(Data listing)
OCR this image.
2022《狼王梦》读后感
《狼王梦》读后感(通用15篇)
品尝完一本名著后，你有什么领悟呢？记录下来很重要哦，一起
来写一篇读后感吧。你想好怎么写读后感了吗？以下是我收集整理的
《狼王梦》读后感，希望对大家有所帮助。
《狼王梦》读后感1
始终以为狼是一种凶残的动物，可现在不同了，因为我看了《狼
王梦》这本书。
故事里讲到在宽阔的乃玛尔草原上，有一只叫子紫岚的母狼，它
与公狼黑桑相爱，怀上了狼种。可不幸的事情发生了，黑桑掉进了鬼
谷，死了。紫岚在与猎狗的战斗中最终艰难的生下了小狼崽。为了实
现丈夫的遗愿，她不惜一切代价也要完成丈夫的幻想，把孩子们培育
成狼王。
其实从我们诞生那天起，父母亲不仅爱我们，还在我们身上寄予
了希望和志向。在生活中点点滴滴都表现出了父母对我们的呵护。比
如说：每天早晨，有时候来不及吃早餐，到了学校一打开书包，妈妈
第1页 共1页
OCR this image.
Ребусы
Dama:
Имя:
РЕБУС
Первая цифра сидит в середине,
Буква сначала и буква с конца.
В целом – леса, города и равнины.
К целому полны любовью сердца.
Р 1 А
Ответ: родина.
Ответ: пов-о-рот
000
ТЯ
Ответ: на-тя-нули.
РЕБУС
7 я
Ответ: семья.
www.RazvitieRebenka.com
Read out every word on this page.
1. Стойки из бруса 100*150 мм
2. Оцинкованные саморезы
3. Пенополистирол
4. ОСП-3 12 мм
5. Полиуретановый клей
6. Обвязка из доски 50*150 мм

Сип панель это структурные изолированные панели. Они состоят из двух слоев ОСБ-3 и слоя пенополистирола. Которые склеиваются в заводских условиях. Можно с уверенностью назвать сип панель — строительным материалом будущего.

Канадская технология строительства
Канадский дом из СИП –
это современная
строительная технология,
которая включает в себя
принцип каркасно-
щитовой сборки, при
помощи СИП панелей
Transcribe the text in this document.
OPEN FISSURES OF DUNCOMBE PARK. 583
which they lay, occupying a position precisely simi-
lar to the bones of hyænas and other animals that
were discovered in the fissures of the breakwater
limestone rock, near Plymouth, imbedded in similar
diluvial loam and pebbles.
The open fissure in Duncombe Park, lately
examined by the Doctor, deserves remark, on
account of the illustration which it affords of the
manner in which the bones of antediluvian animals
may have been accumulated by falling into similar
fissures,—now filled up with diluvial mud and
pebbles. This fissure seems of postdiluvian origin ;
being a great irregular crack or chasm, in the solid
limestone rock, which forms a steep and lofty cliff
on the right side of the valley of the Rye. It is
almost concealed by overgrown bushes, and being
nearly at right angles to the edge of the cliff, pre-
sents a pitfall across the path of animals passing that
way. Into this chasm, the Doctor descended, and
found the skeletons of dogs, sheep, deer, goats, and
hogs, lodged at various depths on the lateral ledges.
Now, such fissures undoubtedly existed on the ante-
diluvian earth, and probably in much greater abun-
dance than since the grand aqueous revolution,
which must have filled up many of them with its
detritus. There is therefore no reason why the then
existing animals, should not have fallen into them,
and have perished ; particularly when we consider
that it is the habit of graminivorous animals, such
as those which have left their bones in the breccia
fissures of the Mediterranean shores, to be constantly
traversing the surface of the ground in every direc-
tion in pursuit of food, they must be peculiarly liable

■ **Objective**: Copy all lines above containing the string "which".

■ **Task answer**:
which they lay, occupying a position precisely simi-
account of the illustration which it affords of the
manner in which the bones of antediluvian animals
limestone rock, which forms a steep and lofty cliff
which must have filled up many of them with its
as those which have left their bones in the breccia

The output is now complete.